Reproduce the listing exactly, with no pictures in your copy.

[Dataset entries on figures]
= = =

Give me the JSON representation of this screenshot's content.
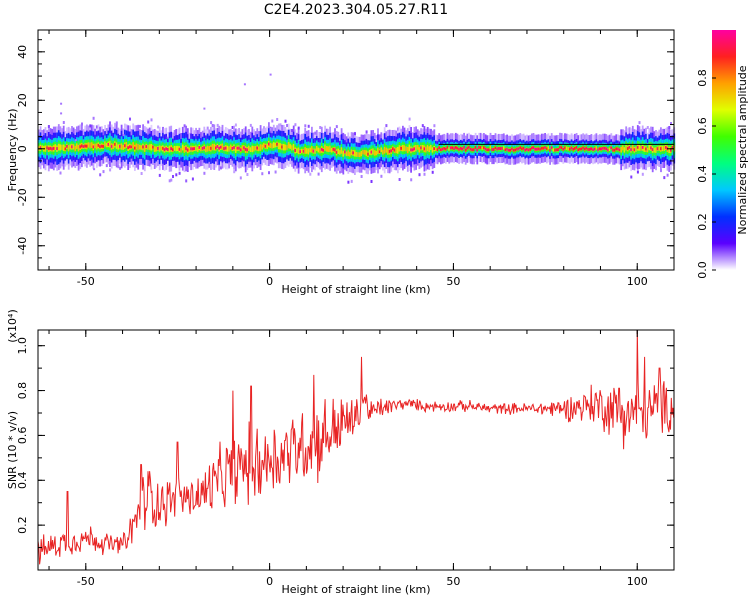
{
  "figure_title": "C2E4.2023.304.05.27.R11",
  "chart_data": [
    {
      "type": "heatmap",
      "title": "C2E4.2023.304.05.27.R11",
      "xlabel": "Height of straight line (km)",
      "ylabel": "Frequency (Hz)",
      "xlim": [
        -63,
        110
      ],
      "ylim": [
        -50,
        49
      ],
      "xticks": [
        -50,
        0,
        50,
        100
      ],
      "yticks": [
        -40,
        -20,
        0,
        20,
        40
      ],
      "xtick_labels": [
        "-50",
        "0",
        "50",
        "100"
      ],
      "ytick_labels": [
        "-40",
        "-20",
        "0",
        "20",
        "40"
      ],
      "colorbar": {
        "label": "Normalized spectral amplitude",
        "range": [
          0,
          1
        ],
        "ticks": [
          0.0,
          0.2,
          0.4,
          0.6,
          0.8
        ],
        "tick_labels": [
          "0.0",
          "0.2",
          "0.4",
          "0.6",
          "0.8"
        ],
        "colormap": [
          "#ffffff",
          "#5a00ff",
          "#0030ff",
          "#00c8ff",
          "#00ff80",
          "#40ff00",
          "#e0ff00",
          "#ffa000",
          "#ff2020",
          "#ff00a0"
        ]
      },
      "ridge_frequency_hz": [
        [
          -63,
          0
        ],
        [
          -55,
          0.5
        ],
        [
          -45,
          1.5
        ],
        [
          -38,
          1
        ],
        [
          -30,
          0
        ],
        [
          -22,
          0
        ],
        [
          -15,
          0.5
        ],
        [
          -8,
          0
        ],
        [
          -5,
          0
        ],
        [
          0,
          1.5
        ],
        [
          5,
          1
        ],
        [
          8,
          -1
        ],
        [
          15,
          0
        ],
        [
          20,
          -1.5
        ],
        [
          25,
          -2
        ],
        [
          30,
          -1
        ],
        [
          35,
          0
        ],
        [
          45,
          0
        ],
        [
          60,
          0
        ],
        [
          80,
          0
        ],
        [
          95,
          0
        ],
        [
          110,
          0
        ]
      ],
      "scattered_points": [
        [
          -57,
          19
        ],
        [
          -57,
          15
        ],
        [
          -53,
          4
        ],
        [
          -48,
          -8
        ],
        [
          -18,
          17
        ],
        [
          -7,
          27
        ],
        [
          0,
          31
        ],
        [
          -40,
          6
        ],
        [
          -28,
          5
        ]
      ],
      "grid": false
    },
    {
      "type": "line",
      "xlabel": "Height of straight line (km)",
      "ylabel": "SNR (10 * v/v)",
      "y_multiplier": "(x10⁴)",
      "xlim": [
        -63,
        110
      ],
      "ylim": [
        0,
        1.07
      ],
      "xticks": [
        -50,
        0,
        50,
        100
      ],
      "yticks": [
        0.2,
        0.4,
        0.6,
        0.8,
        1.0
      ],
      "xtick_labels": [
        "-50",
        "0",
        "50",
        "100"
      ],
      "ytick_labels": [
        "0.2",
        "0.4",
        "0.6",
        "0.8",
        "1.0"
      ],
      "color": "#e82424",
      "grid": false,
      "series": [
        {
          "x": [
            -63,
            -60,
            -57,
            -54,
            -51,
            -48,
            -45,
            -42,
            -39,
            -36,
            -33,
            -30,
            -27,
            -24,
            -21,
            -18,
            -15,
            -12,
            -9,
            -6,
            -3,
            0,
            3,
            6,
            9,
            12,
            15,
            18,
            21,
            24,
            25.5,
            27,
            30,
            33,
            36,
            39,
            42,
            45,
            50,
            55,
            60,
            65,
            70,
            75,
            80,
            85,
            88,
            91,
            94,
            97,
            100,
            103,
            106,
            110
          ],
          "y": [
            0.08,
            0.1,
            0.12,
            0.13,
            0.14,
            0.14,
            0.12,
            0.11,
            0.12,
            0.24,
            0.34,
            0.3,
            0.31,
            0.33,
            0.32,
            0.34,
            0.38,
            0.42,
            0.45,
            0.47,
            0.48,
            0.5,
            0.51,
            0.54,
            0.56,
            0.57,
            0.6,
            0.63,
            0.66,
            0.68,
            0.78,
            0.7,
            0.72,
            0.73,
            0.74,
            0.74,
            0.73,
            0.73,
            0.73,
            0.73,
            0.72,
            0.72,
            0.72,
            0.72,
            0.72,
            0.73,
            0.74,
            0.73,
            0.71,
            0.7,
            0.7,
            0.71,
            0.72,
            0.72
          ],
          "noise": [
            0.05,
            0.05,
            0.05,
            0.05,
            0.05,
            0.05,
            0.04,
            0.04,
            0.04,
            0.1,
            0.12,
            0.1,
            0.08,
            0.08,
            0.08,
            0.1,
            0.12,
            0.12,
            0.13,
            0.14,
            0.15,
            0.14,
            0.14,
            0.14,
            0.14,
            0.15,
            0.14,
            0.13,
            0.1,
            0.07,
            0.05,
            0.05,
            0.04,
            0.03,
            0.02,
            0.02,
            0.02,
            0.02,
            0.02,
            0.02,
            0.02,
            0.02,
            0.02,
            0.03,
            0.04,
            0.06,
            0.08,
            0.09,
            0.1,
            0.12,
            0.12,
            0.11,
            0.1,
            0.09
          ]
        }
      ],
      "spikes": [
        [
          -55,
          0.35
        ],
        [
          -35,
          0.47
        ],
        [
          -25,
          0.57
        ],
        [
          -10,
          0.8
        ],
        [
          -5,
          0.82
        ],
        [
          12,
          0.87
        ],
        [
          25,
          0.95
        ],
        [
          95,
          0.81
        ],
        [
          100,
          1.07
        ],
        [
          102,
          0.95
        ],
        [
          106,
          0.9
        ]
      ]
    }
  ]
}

= = =

RESULT:
Give me the JSON representation of this screenshot's content.
{
  "figure_title": "C2E4.2023.304.05.27.R11",
  "chart_data": [
    {
      "type": "heatmap",
      "title": "C2E4.2023.304.05.27.R11",
      "xlabel": "Height of straight line (km)",
      "ylabel": "Frequency (Hz)",
      "xlim": [
        -63,
        110
      ],
      "ylim": [
        -50,
        49
      ],
      "xticks": [
        -50,
        0,
        50,
        100
      ],
      "yticks": [
        -40,
        -20,
        0,
        20,
        40
      ],
      "xtick_labels": [
        "-50",
        "0",
        "50",
        "100"
      ],
      "ytick_labels": [
        "-40",
        "-20",
        "0",
        "20",
        "40"
      ],
      "colorbar": {
        "label": "Normalized spectral amplitude",
        "range": [
          0,
          1
        ],
        "ticks": [
          0.0,
          0.2,
          0.4,
          0.6,
          0.8
        ],
        "tick_labels": [
          "0.0",
          "0.2",
          "0.4",
          "0.6",
          "0.8"
        ],
        "colormap": [
          "#ffffff",
          "#5a00ff",
          "#0030ff",
          "#00c8ff",
          "#00ff80",
          "#40ff00",
          "#e0ff00",
          "#ffa000",
          "#ff2020",
          "#ff00a0"
        ]
      },
      "ridge_frequency_hz": [
        [
          -63,
          0
        ],
        [
          -55,
          0.5
        ],
        [
          -45,
          1.5
        ],
        [
          -38,
          1
        ],
        [
          -30,
          0
        ],
        [
          -22,
          0
        ],
        [
          -15,
          0.5
        ],
        [
          -8,
          0
        ],
        [
          -5,
          0
        ],
        [
          0,
          1.5
        ],
        [
          5,
          1
        ],
        [
          8,
          -1
        ],
        [
          15,
          0
        ],
        [
          20,
          -1.5
        ],
        [
          25,
          -2
        ],
        [
          30,
          -1
        ],
        [
          35,
          0
        ],
        [
          45,
          0
        ],
        [
          60,
          0
        ],
        [
          80,
          0
        ],
        [
          95,
          0
        ],
        [
          110,
          0
        ]
      ],
      "scattered_points": [
        [
          -57,
          19
        ],
        [
          -57,
          15
        ],
        [
          -53,
          4
        ],
        [
          -48,
          -8
        ],
        [
          -18,
          17
        ],
        [
          -7,
          27
        ],
        [
          0,
          31
        ],
        [
          -40,
          6
        ],
        [
          -28,
          5
        ]
      ],
      "grid": false
    },
    {
      "type": "line",
      "xlabel": "Height of straight line (km)",
      "ylabel": "SNR (10 * v/v)",
      "y_multiplier": "(x10⁴)",
      "xlim": [
        -63,
        110
      ],
      "ylim": [
        0,
        1.07
      ],
      "xticks": [
        -50,
        0,
        50,
        100
      ],
      "yticks": [
        0.2,
        0.4,
        0.6,
        0.8,
        1.0
      ],
      "xtick_labels": [
        "-50",
        "0",
        "50",
        "100"
      ],
      "ytick_labels": [
        "0.2",
        "0.4",
        "0.6",
        "0.8",
        "1.0"
      ],
      "color": "#e82424",
      "grid": false,
      "series": [
        {
          "x": [
            -63,
            -60,
            -57,
            -54,
            -51,
            -48,
            -45,
            -42,
            -39,
            -36,
            -33,
            -30,
            -27,
            -24,
            -21,
            -18,
            -15,
            -12,
            -9,
            -6,
            -3,
            0,
            3,
            6,
            9,
            12,
            15,
            18,
            21,
            24,
            25.5,
            27,
            30,
            33,
            36,
            39,
            42,
            45,
            50,
            55,
            60,
            65,
            70,
            75,
            80,
            85,
            88,
            91,
            94,
            97,
            100,
            103,
            106,
            110
          ],
          "y": [
            0.08,
            0.1,
            0.12,
            0.13,
            0.14,
            0.14,
            0.12,
            0.11,
            0.12,
            0.24,
            0.34,
            0.3,
            0.31,
            0.33,
            0.32,
            0.34,
            0.38,
            0.42,
            0.45,
            0.47,
            0.48,
            0.5,
            0.51,
            0.54,
            0.56,
            0.57,
            0.6,
            0.63,
            0.66,
            0.68,
            0.78,
            0.7,
            0.72,
            0.73,
            0.74,
            0.74,
            0.73,
            0.73,
            0.73,
            0.73,
            0.72,
            0.72,
            0.72,
            0.72,
            0.72,
            0.73,
            0.74,
            0.73,
            0.71,
            0.7,
            0.7,
            0.71,
            0.72,
            0.72
          ],
          "noise": [
            0.05,
            0.05,
            0.05,
            0.05,
            0.05,
            0.05,
            0.04,
            0.04,
            0.04,
            0.1,
            0.12,
            0.1,
            0.08,
            0.08,
            0.08,
            0.1,
            0.12,
            0.12,
            0.13,
            0.14,
            0.15,
            0.14,
            0.14,
            0.14,
            0.14,
            0.15,
            0.14,
            0.13,
            0.1,
            0.07,
            0.05,
            0.05,
            0.04,
            0.03,
            0.02,
            0.02,
            0.02,
            0.02,
            0.02,
            0.02,
            0.02,
            0.02,
            0.02,
            0.03,
            0.04,
            0.06,
            0.08,
            0.09,
            0.1,
            0.12,
            0.12,
            0.11,
            0.1,
            0.09
          ]
        }
      ],
      "spikes": [
        [
          -55,
          0.35
        ],
        [
          -35,
          0.47
        ],
        [
          -25,
          0.57
        ],
        [
          -10,
          0.8
        ],
        [
          -5,
          0.82
        ],
        [
          12,
          0.87
        ],
        [
          25,
          0.95
        ],
        [
          95,
          0.81
        ],
        [
          100,
          1.07
        ],
        [
          102,
          0.95
        ],
        [
          106,
          0.9
        ]
      ]
    }
  ]
}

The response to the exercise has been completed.